● **Available data**:
● ● ●

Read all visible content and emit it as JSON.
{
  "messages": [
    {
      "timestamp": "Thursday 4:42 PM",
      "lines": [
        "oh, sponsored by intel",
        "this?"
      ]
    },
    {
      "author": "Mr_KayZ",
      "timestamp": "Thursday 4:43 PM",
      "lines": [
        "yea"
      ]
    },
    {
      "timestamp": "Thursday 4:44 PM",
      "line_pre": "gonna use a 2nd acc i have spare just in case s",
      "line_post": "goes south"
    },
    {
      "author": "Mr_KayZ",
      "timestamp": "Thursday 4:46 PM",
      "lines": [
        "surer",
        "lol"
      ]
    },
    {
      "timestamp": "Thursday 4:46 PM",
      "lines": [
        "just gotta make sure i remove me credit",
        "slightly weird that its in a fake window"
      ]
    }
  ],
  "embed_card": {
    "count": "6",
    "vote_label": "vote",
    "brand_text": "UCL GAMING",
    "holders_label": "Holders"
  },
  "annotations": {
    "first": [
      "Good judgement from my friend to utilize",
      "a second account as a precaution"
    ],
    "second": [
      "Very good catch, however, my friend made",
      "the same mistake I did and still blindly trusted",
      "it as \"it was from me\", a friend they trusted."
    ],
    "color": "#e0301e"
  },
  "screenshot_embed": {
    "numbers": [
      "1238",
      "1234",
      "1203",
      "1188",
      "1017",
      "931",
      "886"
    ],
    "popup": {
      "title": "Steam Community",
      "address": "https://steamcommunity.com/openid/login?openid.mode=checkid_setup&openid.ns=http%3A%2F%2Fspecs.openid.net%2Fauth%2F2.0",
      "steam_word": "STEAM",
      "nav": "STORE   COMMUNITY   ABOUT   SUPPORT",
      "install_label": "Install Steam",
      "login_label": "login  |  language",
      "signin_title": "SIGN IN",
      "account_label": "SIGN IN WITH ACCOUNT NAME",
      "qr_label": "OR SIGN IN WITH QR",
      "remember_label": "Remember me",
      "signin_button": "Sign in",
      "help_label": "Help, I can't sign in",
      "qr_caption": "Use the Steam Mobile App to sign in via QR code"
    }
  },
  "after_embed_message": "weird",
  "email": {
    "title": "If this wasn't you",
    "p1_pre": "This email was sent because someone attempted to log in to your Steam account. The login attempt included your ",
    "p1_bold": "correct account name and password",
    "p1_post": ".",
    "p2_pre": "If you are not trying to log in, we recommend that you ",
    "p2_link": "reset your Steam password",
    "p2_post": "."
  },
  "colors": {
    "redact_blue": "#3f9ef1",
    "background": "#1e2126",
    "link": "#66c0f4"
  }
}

● ● ●

● **Exercise goal**: Please reproduce all of the entries exactly as they stand.

● **Result**:
Read all visible content and emit it as JSON.
{
  "messages": [
    {
      "timestamp": "Thursday 4:42 PM",
      "lines": [
        "oh, sponsored by intel",
        "this?"
      ]
    },
    {
      "author": "Mr_KayZ",
      "timestamp": "Thursday 4:43 PM",
      "lines": [
        "yea"
      ]
    },
    {
      "timestamp": "Thursday 4:44 PM",
      "line_pre": "gonna use a 2nd acc i have spare just in case s",
      "line_post": "goes south"
    },
    {
      "author": "Mr_KayZ",
      "timestamp": "Thursday 4:46 PM",
      "lines": [
        "surer",
        "lol"
      ]
    },
    {
      "timestamp": "Thursday 4:46 PM",
      "lines": [
        "just gotta make sure i remove me credit",
        "slightly weird that its in a fake window"
      ]
    }
  ],
  "embed_card": {
    "count": "6",
    "vote_label": "vote",
    "brand_text": "UCL GAMING",
    "holders_label": "Holders"
  },
  "annotations": {
    "first": [
      "Good judgement from my friend to utilize",
      "a second account as a precaution"
    ],
    "second": [
      "Very good catch, however, my friend made",
      "the same mistake I did and still blindly trusted",
      "it as \"it was from me\", a friend they trusted."
    ],
    "color": "#e0301e"
  },
  "screenshot_embed": {
    "numbers": [
      "1238",
      "1234",
      "1203",
      "1188",
      "1017",
      "931",
      "886"
    ],
    "popup": {
      "title": "Steam Community",
      "address": "https://steamcommunity.com/openid/login?openid.mode=checkid_setup&openid.ns=http%3A%2F%2Fspecs.openid.net%2Fauth%2F2.0",
      "steam_word": "STEAM",
      "nav": "STORE   COMMUNITY   ABOUT   SUPPORT",
      "install_label": "Install Steam",
      "login_label": "login  |  language",
      "signin_title": "SIGN IN",
      "account_label": "SIGN IN WITH ACCOUNT NAME",
      "qr_label": "OR SIGN IN WITH QR",
      "remember_label": "Remember me",
      "signin_button": "Sign in",
      "help_label": "Help, I can't sign in",
      "qr_caption": "Use the Steam Mobile App to sign in via QR code"
    }
  },
  "after_embed_message": "weird",
  "email": {
    "title": "If this wasn't you",
    "p1_pre": "This email was sent because someone attempted to log in to your Steam account. The login attempt included your ",
    "p1_bold": "correct account name and password",
    "p1_post": ".",
    "p2_pre": "If you are not trying to log in, we recommend that you ",
    "p2_link": "reset your Steam password",
    "p2_post": "."
  },
  "colors": {
    "redact_blue": "#3f9ef1",
    "background": "#1e2126",
    "link": "#66c0f4"
  }
}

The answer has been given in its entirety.